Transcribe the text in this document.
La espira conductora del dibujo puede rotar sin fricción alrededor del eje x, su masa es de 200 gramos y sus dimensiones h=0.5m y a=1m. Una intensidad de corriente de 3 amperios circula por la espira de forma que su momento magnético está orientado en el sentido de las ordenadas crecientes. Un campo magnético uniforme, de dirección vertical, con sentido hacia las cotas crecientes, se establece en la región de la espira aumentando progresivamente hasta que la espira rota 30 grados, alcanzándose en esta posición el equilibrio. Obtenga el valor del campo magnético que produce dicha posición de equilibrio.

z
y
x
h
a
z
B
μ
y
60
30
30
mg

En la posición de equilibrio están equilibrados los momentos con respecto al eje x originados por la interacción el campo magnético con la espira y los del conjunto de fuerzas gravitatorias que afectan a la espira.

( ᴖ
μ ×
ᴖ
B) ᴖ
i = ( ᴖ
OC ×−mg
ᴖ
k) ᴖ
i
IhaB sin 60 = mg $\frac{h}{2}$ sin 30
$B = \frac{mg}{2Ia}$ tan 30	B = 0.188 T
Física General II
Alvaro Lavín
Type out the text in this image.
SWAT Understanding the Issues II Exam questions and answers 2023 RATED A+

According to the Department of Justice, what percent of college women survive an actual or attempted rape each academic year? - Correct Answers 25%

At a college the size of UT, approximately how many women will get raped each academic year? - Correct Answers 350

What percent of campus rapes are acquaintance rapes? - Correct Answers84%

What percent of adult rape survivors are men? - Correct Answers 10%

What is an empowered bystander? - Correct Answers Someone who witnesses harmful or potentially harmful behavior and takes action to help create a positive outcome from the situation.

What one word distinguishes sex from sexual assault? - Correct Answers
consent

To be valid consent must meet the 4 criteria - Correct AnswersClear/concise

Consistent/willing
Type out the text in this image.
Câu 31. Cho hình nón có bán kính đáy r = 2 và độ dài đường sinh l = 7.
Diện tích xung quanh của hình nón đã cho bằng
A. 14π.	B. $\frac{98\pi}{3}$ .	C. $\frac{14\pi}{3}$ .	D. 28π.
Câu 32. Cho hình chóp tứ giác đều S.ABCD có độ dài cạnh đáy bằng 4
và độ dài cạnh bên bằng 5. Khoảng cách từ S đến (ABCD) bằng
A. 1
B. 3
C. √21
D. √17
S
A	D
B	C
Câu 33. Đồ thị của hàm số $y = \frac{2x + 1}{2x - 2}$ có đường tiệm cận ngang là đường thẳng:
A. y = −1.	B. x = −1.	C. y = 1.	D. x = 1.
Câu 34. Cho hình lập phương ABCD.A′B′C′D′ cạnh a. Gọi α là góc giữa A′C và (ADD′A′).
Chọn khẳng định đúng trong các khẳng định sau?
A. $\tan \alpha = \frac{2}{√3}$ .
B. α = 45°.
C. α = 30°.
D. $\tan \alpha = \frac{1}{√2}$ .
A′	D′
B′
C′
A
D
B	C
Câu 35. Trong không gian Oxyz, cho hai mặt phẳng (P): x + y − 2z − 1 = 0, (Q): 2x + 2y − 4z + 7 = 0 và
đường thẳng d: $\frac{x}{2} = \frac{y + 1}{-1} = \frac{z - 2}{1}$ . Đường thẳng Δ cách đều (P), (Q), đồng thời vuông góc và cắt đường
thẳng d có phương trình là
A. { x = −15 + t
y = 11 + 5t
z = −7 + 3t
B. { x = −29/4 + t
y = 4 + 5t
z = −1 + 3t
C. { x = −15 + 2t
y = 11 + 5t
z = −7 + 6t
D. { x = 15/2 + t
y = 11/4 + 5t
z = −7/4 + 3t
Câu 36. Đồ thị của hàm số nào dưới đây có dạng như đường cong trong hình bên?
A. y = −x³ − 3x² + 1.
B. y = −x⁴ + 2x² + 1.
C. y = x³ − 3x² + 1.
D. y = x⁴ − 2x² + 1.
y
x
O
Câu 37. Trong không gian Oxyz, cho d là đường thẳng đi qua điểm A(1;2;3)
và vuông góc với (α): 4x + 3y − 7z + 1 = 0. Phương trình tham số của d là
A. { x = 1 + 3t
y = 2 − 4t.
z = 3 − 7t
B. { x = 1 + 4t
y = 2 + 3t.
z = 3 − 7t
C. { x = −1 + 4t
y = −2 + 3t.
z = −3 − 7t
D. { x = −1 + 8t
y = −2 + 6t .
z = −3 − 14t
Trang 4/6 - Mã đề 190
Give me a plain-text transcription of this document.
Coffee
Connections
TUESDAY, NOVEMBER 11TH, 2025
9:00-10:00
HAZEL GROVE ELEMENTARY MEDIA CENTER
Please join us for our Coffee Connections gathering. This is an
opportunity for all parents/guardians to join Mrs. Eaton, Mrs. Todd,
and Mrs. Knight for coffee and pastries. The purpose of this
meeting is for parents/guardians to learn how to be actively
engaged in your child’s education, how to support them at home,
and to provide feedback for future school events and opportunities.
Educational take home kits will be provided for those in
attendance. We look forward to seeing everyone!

Requirement:
Write out every line of the listing that holds the word "thẳng".

Response below:
Câu 33. Đồ thị của hàm số $y = \frac{2x + 1}{2x - 2}$ có đường tiệm cận ngang là đường thẳng:
đường thẳng d: $\frac{x}{2} = \frac{y + 1}{-1} = \frac{z - 2}{1}$ . Đường thẳng Δ cách đều (P), (Q), đồng thời vuông góc và cắt đường
thẳng d có phương trình là
Câu 37. Trong không gian Oxyz, cho d là đường thẳng đi qua điểm A(1;2;3)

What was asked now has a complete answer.